**SET PROBLEM**. Give the entries again, word for word.

**INFORMATION SUPPLIED**.
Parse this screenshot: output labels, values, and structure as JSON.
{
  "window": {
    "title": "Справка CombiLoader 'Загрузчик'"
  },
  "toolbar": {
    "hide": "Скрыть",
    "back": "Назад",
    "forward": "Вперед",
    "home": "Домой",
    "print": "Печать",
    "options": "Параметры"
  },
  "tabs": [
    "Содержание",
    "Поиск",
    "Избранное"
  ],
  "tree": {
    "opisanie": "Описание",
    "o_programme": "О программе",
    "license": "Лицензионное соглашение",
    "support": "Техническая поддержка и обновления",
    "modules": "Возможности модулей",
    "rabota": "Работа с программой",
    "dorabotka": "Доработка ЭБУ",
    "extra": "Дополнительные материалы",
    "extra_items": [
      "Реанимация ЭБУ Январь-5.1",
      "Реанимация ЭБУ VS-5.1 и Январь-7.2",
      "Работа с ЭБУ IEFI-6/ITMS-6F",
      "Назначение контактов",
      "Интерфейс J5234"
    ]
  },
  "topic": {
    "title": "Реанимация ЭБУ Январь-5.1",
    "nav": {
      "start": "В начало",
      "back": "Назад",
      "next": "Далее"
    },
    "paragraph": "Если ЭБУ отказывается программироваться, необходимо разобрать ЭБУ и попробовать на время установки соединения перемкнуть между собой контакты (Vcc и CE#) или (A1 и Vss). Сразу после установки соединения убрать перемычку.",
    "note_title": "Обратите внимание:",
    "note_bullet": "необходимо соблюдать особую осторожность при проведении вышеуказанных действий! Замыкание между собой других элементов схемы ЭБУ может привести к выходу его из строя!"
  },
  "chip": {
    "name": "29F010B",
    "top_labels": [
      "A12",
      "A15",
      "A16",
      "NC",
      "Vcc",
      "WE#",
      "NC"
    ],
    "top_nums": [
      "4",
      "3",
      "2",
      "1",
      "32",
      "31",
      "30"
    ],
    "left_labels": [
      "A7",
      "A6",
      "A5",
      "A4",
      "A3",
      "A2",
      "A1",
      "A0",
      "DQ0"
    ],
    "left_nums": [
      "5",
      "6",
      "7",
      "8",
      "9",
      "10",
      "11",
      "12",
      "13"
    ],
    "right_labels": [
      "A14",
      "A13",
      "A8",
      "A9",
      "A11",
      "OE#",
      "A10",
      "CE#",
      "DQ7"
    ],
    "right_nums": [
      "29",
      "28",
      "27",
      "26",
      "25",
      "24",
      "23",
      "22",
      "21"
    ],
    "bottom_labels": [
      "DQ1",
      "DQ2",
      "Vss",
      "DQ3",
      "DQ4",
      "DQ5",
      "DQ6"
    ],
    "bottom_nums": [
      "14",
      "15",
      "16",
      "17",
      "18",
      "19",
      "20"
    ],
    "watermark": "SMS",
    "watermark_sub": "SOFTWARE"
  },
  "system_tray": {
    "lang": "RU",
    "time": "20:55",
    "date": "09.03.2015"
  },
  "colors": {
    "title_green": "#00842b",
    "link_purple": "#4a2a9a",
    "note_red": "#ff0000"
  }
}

**EXERCISE RESPONSE**.
Parse this screenshot: output labels, values, and structure as JSON.
{
  "window": {
    "title": "Справка CombiLoader 'Загрузчик'"
  },
  "toolbar": {
    "hide": "Скрыть",
    "back": "Назад",
    "forward": "Вперед",
    "home": "Домой",
    "print": "Печать",
    "options": "Параметры"
  },
  "tabs": [
    "Содержание",
    "Поиск",
    "Избранное"
  ],
  "tree": {
    "opisanie": "Описание",
    "o_programme": "О программе",
    "license": "Лицензионное соглашение",
    "support": "Техническая поддержка и обновления",
    "modules": "Возможности модулей",
    "rabota": "Работа с программой",
    "dorabotka": "Доработка ЭБУ",
    "extra": "Дополнительные материалы",
    "extra_items": [
      "Реанимация ЭБУ Январь-5.1",
      "Реанимация ЭБУ VS-5.1 и Январь-7.2",
      "Работа с ЭБУ IEFI-6/ITMS-6F",
      "Назначение контактов",
      "Интерфейс J5234"
    ]
  },
  "topic": {
    "title": "Реанимация ЭБУ Январь-5.1",
    "nav": {
      "start": "В начало",
      "back": "Назад",
      "next": "Далее"
    },
    "paragraph": "Если ЭБУ отказывается программироваться, необходимо разобрать ЭБУ и попробовать на время установки соединения перемкнуть между собой контакты (Vcc и CE#) или (A1 и Vss). Сразу после установки соединения убрать перемычку.",
    "note_title": "Обратите внимание:",
    "note_bullet": "необходимо соблюдать особую осторожность при проведении вышеуказанных действий! Замыкание между собой других элементов схемы ЭБУ может привести к выходу его из строя!"
  },
  "chip": {
    "name": "29F010B",
    "top_labels": [
      "A12",
      "A15",
      "A16",
      "NC",
      "Vcc",
      "WE#",
      "NC"
    ],
    "top_nums": [
      "4",
      "3",
      "2",
      "1",
      "32",
      "31",
      "30"
    ],
    "left_labels": [
      "A7",
      "A6",
      "A5",
      "A4",
      "A3",
      "A2",
      "A1",
      "A0",
      "DQ0"
    ],
    "left_nums": [
      "5",
      "6",
      "7",
      "8",
      "9",
      "10",
      "11",
      "12",
      "13"
    ],
    "right_labels": [
      "A14",
      "A13",
      "A8",
      "A9",
      "A11",
      "OE#",
      "A10",
      "CE#",
      "DQ7"
    ],
    "right_nums": [
      "29",
      "28",
      "27",
      "26",
      "25",
      "24",
      "23",
      "22",
      "21"
    ],
    "bottom_labels": [
      "DQ1",
      "DQ2",
      "Vss",
      "DQ3",
      "DQ4",
      "DQ5",
      "DQ6"
    ],
    "bottom_nums": [
      "14",
      "15",
      "16",
      "17",
      "18",
      "19",
      "20"
    ],
    "watermark": "SMS",
    "watermark_sub": "SOFTWARE"
  },
  "system_tray": {
    "lang": "RU",
    "time": "20:55",
    "date": "09.03.2015"
  },
  "colors": {
    "title_green": "#00842b",
    "link_purple": "#4a2a9a",
    "note_red": "#ff0000"
  }
}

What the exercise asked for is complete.